# TASK DETAILS
Repeat the material below exactly, with no pictures.

# MATERIAL PROVIDED
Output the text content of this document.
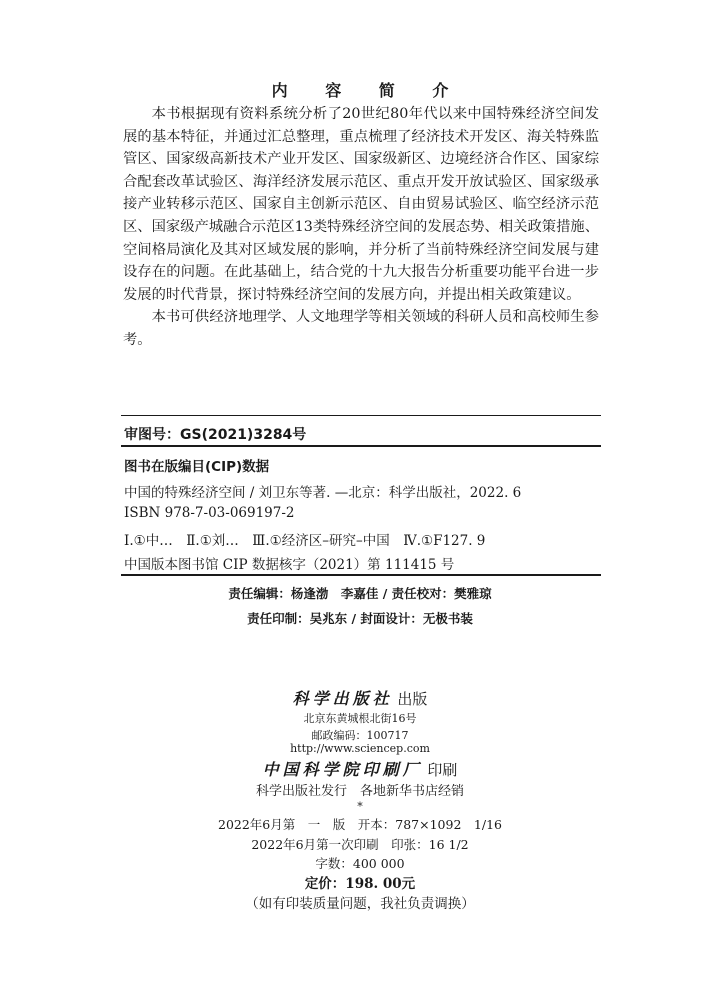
内 容 简 介

本书根据现有资料系统分析了20世纪80年代以来中国特殊经济空间发展的基本特征，并通过汇总整理，重点梳理了经济技术开发区、海关特殊监管区、国家级高新技术产业开发区、国家级新区、边境经济合作区、国家综合配套改革试验区、海洋经济发展示范区、重点开发开放试验区、国家级承接产业转移示范区、国家自主创新示范区、自由贸易试验区、临空经济示范区、国家级产城融合示范区13类特殊经济空间的发展态势、相关政策措施、空间格局演化及其对区域发展的影响，并分析了当前特殊经济空间发展与建设存在的问题。在此基础上，结合党的十九大报告分析重要功能平台进一步发展的时代背景，探讨特殊经济空间的发展方向，并提出相关政策建议。

本书可供经济地理学、人文地理学等相关领域的科研人员和高校师生参考。

审图号：GS(2021)3284号
图书在版编目(CIP)数据
中国的特殊经济空间 / 刘卫东等著. —北京：科学出版社，2022. 6
ISBN 978-7-03-069197-2
Ⅰ.①中…　Ⅱ.①刘…　Ⅲ.①经济区–研究–中国　Ⅳ.①F127. 9
中国版本图书馆 CIP 数据核字（2021）第 111415 号
责任编辑：杨逢渤　李嘉佳 / 责任校对：樊雅琼
责任印制：吴兆东 / 封面设计：无极书装
科学出版社 出版
北京东黄城根北街16号
邮政编码：100717
http://www.sciencep.com
中国科学院印刷厂 印刷
科学出版社发行　各地新华书店经销
*
2022年6月第　一　版　开本：787×1092　1/16
2022年6月第一次印刷　印张：16 1/2
字数：400 000
定价：198. 00元
（如有印装质量问题，我社负责调换）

# SOLUTION TO THE PROBLEM
Output the text content of this document.
内 容 简 介

本书根据现有资料系统分析了20世纪80年代以来中国特殊经济空间发展的基本特征，并通过汇总整理，重点梳理了经济技术开发区、海关特殊监管区、国家级高新技术产业开发区、国家级新区、边境经济合作区、国家综合配套改革试验区、海洋经济发展示范区、重点开发开放试验区、国家级承接产业转移示范区、国家自主创新示范区、自由贸易试验区、临空经济示范区、国家级产城融合示范区13类特殊经济空间的发展态势、相关政策措施、空间格局演化及其对区域发展的影响，并分析了当前特殊经济空间发展与建设存在的问题。在此基础上，结合党的十九大报告分析重要功能平台进一步发展的时代背景，探讨特殊经济空间的发展方向，并提出相关政策建议。

本书可供经济地理学、人文地理学等相关领域的科研人员和高校师生参考。

审图号：GS(2021)3284号
图书在版编目(CIP)数据
中国的特殊经济空间 / 刘卫东等著. —北京：科学出版社，2022. 6
ISBN 978-7-03-069197-2
Ⅰ.①中…　Ⅱ.①刘…　Ⅲ.①经济区–研究–中国　Ⅳ.①F127. 9
中国版本图书馆 CIP 数据核字（2021）第 111415 号
责任编辑：杨逢渤　李嘉佳 / 责任校对：樊雅琼
责任印制：吴兆东 / 封面设计：无极书装
科学出版社 出版
北京东黄城根北街16号
邮政编码：100717
http://www.sciencep.com
中国科学院印刷厂 印刷
科学出版社发行　各地新华书店经销
*
2022年6月第　一　版　开本：787×1092　1/16
2022年6月第一次印刷　印张：16 1/2
字数：400 000
定价：198. 00元
（如有印装质量问题，我社负责调换）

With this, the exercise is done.